Your goal: Lay out the lines from the one containing "data-label: 96.8 [76, 281, 100, 296]" through the one containing "x-tick-label: 2年後 [365, 352, 397, 366]" as a JSON list of strings, one string per line, skipping any blank lines.

Data lines:
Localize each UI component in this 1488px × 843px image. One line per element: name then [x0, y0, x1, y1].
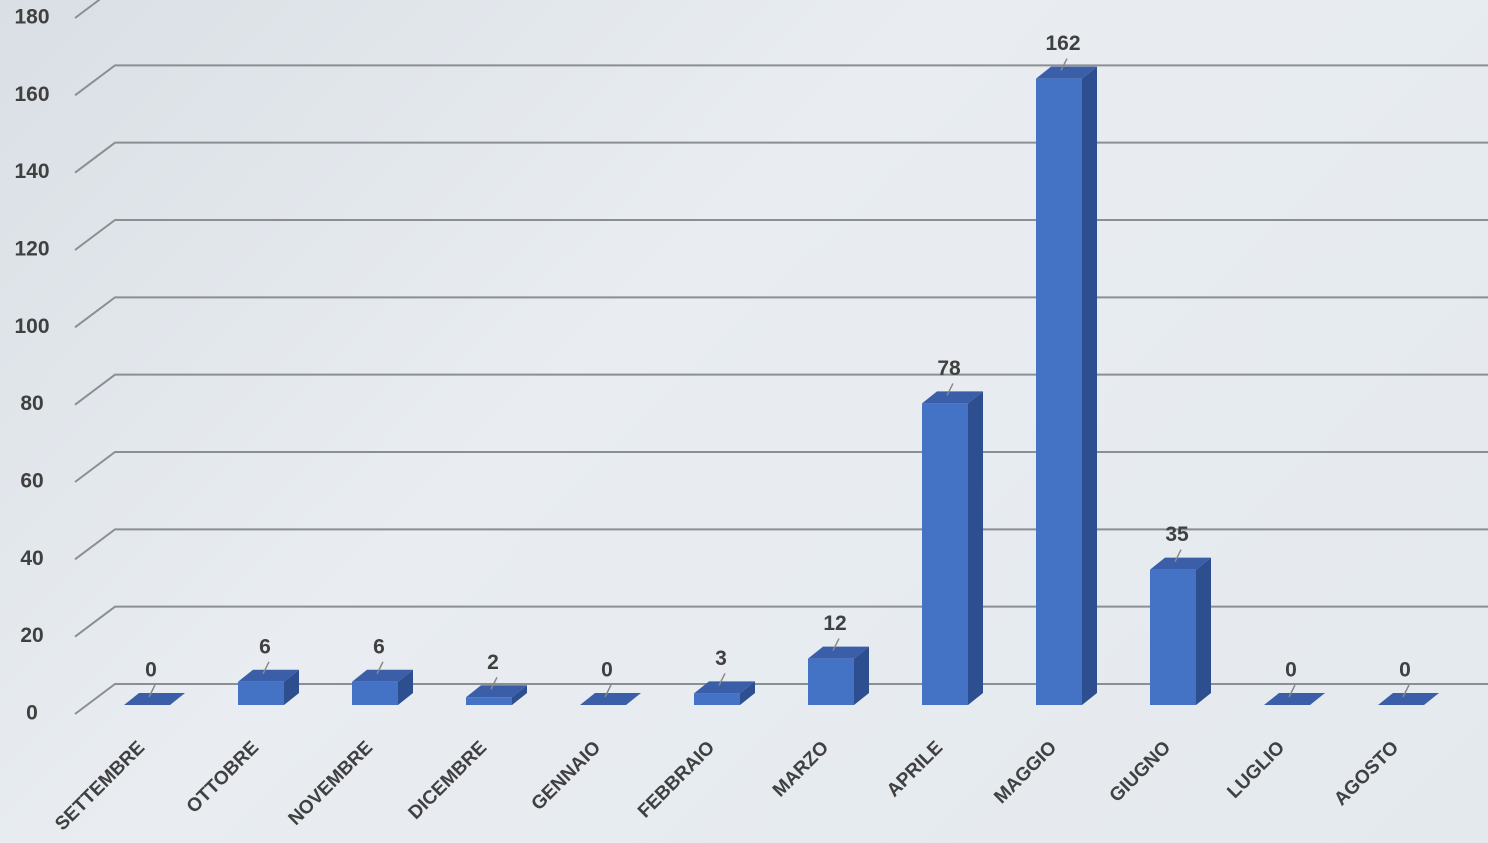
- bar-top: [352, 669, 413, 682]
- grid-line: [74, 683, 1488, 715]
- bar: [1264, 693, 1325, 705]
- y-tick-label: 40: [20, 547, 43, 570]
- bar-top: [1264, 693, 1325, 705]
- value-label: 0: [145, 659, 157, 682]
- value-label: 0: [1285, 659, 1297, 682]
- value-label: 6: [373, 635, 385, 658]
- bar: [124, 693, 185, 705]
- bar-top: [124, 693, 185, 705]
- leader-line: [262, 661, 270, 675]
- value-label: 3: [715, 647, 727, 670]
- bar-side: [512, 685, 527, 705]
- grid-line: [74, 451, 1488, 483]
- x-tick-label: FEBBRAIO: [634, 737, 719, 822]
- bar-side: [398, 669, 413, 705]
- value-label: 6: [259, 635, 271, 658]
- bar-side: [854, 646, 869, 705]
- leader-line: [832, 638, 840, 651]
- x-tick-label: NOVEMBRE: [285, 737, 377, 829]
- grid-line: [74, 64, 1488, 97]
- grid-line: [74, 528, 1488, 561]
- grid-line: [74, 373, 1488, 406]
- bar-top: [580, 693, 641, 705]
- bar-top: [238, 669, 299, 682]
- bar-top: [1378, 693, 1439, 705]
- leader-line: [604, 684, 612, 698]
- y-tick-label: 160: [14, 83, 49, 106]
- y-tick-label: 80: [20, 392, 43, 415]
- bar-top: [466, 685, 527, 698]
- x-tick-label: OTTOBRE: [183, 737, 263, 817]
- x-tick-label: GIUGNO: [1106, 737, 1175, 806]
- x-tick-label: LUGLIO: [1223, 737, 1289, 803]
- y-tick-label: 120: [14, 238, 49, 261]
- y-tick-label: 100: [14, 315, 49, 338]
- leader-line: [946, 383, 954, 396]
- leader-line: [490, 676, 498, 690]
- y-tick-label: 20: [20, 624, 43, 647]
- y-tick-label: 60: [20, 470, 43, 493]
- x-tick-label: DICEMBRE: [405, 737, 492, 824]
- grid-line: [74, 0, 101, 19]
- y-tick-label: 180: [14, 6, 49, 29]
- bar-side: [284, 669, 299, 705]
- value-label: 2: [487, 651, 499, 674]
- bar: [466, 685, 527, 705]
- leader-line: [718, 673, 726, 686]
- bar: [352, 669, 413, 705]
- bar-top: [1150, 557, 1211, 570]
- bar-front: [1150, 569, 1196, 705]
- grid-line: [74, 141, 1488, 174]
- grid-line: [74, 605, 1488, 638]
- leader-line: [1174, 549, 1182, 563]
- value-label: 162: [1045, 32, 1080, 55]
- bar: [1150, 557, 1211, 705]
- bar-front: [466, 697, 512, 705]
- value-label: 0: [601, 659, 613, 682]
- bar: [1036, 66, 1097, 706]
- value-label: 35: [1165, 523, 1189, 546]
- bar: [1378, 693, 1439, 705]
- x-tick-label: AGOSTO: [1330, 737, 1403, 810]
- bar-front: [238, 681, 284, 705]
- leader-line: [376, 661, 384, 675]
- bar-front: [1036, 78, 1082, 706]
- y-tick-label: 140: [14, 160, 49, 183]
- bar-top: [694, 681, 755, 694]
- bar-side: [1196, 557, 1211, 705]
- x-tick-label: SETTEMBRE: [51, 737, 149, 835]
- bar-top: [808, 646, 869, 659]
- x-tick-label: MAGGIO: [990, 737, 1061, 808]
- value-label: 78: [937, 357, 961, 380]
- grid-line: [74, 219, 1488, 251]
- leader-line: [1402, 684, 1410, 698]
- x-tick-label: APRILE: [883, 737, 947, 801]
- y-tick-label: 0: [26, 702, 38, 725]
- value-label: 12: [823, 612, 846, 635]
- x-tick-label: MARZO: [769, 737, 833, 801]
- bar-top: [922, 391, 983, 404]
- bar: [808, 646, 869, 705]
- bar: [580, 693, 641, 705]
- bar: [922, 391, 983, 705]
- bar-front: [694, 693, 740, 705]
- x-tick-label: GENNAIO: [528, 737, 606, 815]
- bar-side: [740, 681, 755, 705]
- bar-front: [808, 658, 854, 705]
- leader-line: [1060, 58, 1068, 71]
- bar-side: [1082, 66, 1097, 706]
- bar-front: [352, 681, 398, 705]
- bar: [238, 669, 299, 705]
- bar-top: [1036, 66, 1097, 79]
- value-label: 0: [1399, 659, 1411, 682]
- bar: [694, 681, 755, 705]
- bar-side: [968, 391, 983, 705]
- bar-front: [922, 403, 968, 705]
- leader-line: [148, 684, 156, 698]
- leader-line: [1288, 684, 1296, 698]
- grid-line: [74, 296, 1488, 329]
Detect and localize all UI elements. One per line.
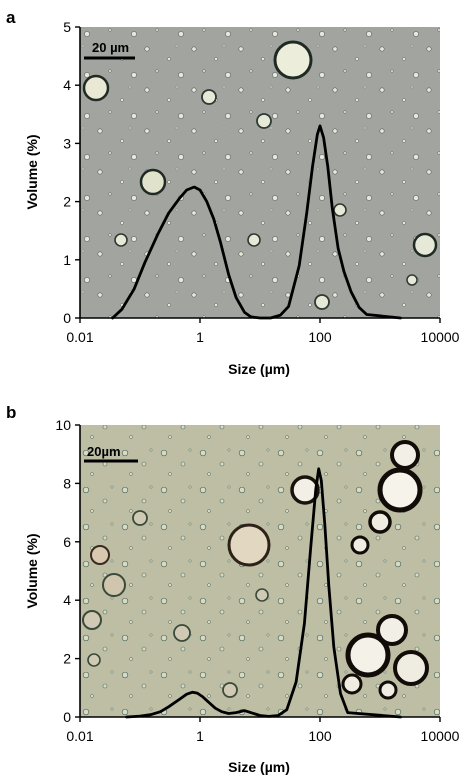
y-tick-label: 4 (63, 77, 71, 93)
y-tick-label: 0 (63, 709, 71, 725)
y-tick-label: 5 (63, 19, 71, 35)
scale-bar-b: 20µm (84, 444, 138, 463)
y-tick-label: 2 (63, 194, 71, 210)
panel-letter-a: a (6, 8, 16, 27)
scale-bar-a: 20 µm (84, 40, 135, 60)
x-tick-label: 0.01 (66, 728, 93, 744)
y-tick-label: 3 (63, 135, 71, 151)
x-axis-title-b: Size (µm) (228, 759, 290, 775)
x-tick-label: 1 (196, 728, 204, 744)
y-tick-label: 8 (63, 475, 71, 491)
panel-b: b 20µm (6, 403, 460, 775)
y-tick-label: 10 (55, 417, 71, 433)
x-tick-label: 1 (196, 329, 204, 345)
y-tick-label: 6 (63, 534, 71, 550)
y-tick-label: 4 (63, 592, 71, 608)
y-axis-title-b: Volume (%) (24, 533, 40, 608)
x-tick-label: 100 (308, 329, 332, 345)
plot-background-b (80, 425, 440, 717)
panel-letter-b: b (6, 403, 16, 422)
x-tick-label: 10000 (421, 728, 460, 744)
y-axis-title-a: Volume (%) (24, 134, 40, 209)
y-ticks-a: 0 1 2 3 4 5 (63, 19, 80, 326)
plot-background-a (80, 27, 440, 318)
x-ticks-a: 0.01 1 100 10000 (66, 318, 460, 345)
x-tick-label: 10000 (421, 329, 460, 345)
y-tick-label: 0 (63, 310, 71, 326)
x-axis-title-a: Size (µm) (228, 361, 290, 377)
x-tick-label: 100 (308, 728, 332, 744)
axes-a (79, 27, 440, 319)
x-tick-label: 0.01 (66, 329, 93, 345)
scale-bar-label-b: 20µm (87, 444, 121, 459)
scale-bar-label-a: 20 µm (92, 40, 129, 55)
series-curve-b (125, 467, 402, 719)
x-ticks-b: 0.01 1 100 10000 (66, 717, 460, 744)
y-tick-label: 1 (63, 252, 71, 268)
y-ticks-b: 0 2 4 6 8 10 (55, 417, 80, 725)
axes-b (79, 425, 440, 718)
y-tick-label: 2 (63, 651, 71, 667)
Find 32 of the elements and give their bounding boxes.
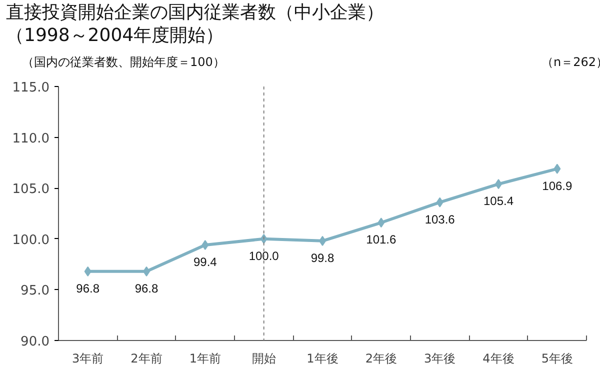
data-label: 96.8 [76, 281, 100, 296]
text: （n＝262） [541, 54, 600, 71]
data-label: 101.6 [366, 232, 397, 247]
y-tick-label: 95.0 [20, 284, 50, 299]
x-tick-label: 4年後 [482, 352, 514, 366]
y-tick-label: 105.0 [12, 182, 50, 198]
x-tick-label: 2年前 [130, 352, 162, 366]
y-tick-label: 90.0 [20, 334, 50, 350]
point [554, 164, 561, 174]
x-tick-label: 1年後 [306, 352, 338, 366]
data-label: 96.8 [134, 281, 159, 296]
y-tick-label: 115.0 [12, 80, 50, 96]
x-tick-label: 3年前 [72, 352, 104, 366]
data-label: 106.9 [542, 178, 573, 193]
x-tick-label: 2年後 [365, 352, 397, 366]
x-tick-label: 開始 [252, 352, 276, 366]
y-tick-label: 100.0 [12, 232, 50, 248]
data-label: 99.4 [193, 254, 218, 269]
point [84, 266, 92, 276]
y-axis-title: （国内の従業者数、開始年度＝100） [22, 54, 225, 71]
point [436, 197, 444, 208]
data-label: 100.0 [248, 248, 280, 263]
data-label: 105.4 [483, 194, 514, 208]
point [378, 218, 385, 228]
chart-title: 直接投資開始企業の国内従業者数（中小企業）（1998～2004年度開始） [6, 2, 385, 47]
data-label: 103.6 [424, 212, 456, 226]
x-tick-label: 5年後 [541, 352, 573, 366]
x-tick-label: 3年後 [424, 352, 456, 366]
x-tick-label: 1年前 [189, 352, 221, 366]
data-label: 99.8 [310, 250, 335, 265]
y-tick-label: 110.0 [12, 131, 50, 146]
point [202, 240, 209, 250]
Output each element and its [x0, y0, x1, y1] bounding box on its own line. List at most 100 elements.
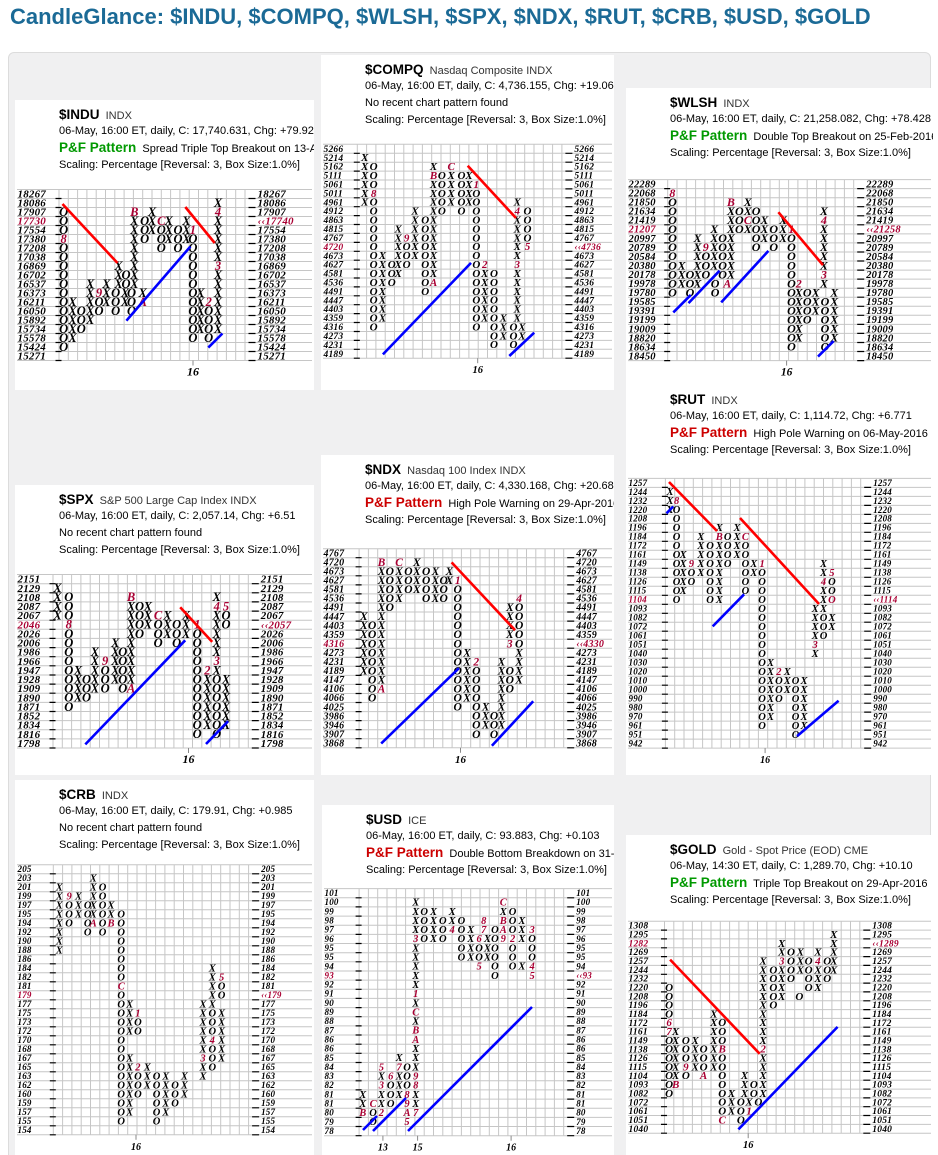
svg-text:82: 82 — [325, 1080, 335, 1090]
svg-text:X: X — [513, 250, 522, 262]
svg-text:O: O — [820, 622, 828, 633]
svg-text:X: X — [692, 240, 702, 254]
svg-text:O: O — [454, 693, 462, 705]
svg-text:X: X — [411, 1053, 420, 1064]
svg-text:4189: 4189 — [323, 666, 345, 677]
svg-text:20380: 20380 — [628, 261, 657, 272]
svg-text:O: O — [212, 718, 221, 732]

Final result:
[
  "data-label: 96.8 [76, 281, 100, 296]",
  "text: （n＝262） [541, 54, 600, 71]",
  "data-label: 101.6 [366, 232, 397, 247]",
  "y-tick-label: 95.0 [20, 284, 50, 299]",
  "x-tick-label: 4年後 [482, 352, 514, 366]",
  "y-tick-label: 105.0 [12, 182, 50, 198]",
  "x-tick-label: 2年前 [130, 352, 162, 366]",
  "y-tick-label: 90.0 [20, 334, 50, 350]",
  "point [554, 164, 561, 174]",
  "x-tick-label: 1年後 [306, 352, 338, 366]",
  "data-label: 96.8 [134, 281, 159, 296]",
  "y-tick-label: 115.0 [12, 80, 50, 96]",
  "x-tick-label: 3年前 [72, 352, 104, 366]",
  "data-label: 106.9 [542, 178, 573, 193]",
  "x-tick-label: 2年後 [365, 352, 397, 366]"
]